Copy down all of the data underneath, exactly as shown.

(Dataset records)
::::
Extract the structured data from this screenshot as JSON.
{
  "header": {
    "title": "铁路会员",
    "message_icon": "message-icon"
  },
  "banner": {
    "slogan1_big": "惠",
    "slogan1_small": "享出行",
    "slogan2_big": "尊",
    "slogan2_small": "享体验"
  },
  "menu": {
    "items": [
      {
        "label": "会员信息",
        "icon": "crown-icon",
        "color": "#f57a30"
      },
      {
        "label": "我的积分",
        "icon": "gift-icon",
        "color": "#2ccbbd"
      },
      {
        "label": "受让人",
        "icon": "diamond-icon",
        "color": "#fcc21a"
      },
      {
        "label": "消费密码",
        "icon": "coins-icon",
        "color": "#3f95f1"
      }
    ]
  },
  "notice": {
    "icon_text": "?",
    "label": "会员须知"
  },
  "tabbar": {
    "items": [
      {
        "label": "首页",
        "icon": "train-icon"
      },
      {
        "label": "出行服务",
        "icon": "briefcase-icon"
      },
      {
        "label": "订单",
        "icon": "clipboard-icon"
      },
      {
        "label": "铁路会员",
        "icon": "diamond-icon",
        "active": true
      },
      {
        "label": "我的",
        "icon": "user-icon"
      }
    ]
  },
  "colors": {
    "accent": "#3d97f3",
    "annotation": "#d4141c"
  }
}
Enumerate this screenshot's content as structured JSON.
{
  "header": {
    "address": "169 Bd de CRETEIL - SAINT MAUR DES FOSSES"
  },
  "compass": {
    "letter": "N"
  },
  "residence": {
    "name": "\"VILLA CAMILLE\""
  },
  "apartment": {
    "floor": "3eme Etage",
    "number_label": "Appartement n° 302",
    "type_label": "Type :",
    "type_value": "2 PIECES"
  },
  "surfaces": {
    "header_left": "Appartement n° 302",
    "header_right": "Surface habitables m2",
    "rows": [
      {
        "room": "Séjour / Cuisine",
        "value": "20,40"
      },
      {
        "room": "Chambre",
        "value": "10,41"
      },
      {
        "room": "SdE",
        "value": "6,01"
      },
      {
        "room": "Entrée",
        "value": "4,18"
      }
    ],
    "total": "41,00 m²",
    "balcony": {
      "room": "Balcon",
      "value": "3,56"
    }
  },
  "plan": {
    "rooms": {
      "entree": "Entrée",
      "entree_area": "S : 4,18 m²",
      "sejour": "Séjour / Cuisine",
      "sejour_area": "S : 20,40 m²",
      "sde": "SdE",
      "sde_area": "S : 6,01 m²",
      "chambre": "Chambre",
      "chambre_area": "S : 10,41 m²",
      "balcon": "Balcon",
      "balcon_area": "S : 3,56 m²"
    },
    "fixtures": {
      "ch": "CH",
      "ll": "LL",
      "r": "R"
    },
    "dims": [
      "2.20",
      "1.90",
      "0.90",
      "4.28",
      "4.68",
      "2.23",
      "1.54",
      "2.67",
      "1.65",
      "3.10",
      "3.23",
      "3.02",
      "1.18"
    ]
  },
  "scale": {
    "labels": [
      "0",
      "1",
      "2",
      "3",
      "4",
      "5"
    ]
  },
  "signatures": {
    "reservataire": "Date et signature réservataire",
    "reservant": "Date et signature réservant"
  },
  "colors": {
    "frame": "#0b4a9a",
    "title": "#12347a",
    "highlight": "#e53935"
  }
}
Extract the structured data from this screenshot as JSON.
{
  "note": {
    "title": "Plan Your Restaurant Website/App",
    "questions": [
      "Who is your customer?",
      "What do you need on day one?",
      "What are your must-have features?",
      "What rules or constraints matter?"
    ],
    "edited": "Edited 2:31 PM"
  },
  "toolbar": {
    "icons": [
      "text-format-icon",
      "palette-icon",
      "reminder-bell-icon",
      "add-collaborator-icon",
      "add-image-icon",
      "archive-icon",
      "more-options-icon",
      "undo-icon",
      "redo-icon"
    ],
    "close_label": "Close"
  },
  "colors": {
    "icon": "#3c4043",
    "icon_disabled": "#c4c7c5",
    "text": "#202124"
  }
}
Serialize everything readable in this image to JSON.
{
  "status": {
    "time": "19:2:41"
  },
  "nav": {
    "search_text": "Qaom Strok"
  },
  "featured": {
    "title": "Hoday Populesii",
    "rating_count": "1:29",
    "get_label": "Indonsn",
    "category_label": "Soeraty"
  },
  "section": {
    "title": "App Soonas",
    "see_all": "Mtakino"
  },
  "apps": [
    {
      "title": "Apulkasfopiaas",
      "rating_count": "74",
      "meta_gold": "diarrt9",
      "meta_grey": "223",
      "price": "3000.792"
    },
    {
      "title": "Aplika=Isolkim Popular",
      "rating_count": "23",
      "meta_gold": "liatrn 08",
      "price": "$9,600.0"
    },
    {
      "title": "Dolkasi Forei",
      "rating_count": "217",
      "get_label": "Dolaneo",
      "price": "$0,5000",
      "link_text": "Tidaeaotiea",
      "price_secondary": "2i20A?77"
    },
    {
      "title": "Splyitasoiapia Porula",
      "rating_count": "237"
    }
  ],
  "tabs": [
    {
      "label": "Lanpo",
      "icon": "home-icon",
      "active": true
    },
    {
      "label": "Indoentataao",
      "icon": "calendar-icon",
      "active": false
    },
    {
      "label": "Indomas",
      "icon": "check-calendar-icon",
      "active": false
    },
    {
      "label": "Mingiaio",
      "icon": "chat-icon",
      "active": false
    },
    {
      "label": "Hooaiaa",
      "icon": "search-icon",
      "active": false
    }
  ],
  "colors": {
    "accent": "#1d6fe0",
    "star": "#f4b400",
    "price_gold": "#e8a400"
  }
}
::::
[The reply]
Extract the structured data from this screenshot as JSON.
{
  "header": {
    "title": "铁路会员",
    "message_icon": "message-icon"
  },
  "banner": {
    "slogan1_big": "惠",
    "slogan1_small": "享出行",
    "slogan2_big": "尊",
    "slogan2_small": "享体验"
  },
  "menu": {
    "items": [
      {
        "label": "会员信息",
        "icon": "crown-icon",
        "color": "#f57a30"
      },
      {
        "label": "我的积分",
        "icon": "gift-icon",
        "color": "#2ccbbd"
      },
      {
        "label": "受让人",
        "icon": "diamond-icon",
        "color": "#fcc21a"
      },
      {
        "label": "消费密码",
        "icon": "coins-icon",
        "color": "#3f95f1"
      }
    ]
  },
  "notice": {
    "icon_text": "?",
    "label": "会员须知"
  },
  "tabbar": {
    "items": [
      {
        "label": "首页",
        "icon": "train-icon"
      },
      {
        "label": "出行服务",
        "icon": "briefcase-icon"
      },
      {
        "label": "订单",
        "icon": "clipboard-icon"
      },
      {
        "label": "铁路会员",
        "icon": "diamond-icon",
        "active": true
      },
      {
        "label": "我的",
        "icon": "user-icon"
      }
    ]
  },
  "colors": {
    "accent": "#3d97f3",
    "annotation": "#d4141c"
  }
}
Enumerate this screenshot's content as structured JSON.
{
  "header": {
    "address": "169 Bd de CRETEIL - SAINT MAUR DES FOSSES"
  },
  "compass": {
    "letter": "N"
  },
  "residence": {
    "name": "\"VILLA CAMILLE\""
  },
  "apartment": {
    "floor": "3eme Etage",
    "number_label": "Appartement n° 302",
    "type_label": "Type :",
    "type_value": "2 PIECES"
  },
  "surfaces": {
    "header_left": "Appartement n° 302",
    "header_right": "Surface habitables m2",
    "rows": [
      {
        "room": "Séjour / Cuisine",
        "value": "20,40"
      },
      {
        "room": "Chambre",
        "value": "10,41"
      },
      {
        "room": "SdE",
        "value": "6,01"
      },
      {
        "room": "Entrée",
        "value": "4,18"
      }
    ],
    "total": "41,00 m²",
    "balcony": {
      "room": "Balcon",
      "value": "3,56"
    }
  },
  "plan": {
    "rooms": {
      "entree": "Entrée",
      "entree_area": "S : 4,18 m²",
      "sejour": "Séjour / Cuisine",
      "sejour_area": "S : 20,40 m²",
      "sde": "SdE",
      "sde_area": "S : 6,01 m²",
      "chambre": "Chambre",
      "chambre_area": "S : 10,41 m²",
      "balcon": "Balcon",
      "balcon_area": "S : 3,56 m²"
    },
    "fixtures": {
      "ch": "CH",
      "ll": "LL",
      "r": "R"
    },
    "dims": [
      "2.20",
      "1.90",
      "0.90",
      "4.28",
      "4.68",
      "2.23",
      "1.54",
      "2.67",
      "1.65",
      "3.10",
      "3.23",
      "3.02",
      "1.18"
    ]
  },
  "scale": {
    "labels": [
      "0",
      "1",
      "2",
      "3",
      "4",
      "5"
    ]
  },
  "signatures": {
    "reservataire": "Date et signature réservataire",
    "reservant": "Date et signature réservant"
  },
  "colors": {
    "frame": "#0b4a9a",
    "title": "#12347a",
    "highlight": "#e53935"
  }
}
Extract the structured data from this screenshot as JSON.
{
  "note": {
    "title": "Plan Your Restaurant Website/App",
    "questions": [
      "Who is your customer?",
      "What do you need on day one?",
      "What are your must-have features?",
      "What rules or constraints matter?"
    ],
    "edited": "Edited 2:31 PM"
  },
  "toolbar": {
    "icons": [
      "text-format-icon",
      "palette-icon",
      "reminder-bell-icon",
      "add-collaborator-icon",
      "add-image-icon",
      "archive-icon",
      "more-options-icon",
      "undo-icon",
      "redo-icon"
    ],
    "close_label": "Close"
  },
  "colors": {
    "icon": "#3c4043",
    "icon_disabled": "#c4c7c5",
    "text": "#202124"
  }
}
Serialize everything readable in this image to JSON.
{
  "status": {
    "time": "19:2:41"
  },
  "nav": {
    "search_text": "Qaom Strok"
  },
  "featured": {
    "title": "Hoday Populesii",
    "rating_count": "1:29",
    "get_label": "Indonsn",
    "category_label": "Soeraty"
  },
  "section": {
    "title": "App Soonas",
    "see_all": "Mtakino"
  },
  "apps": [
    {
      "title": "Apulkasfopiaas",
      "rating_count": "74",
      "meta_gold": "diarrt9",
      "meta_grey": "223",
      "price": "3000.792"
    },
    {
      "title": "Aplika=Isolkim Popular",
      "rating_count": "23",
      "meta_gold": "liatrn 08",
      "price": "$9,600.0"
    },
    {
      "title": "Dolkasi Forei",
      "rating_count": "217",
      "get_label": "Dolaneo",
      "price": "$0,5000",
      "link_text": "Tidaeaotiea",
      "price_secondary": "2i20A?77"
    },
    {
      "title": "Splyitasoiapia Porula",
      "rating_count": "237"
    }
  ],
  "tabs": [
    {
      "label": "Lanpo",
      "icon": "home-icon",
      "active": true
    },
    {
      "label": "Indoentataao",
      "icon": "calendar-icon",
      "active": false
    },
    {
      "label": "Indomas",
      "icon": "check-calendar-icon",
      "active": false
    },
    {
      "label": "Mingiaio",
      "icon": "chat-icon",
      "active": false
    },
    {
      "label": "Hooaiaa",
      "icon": "search-icon",
      "active": false
    }
  ],
  "colors": {
    "accent": "#1d6fe0",
    "star": "#f4b400",
    "price_gold": "#e8a400"
  }
}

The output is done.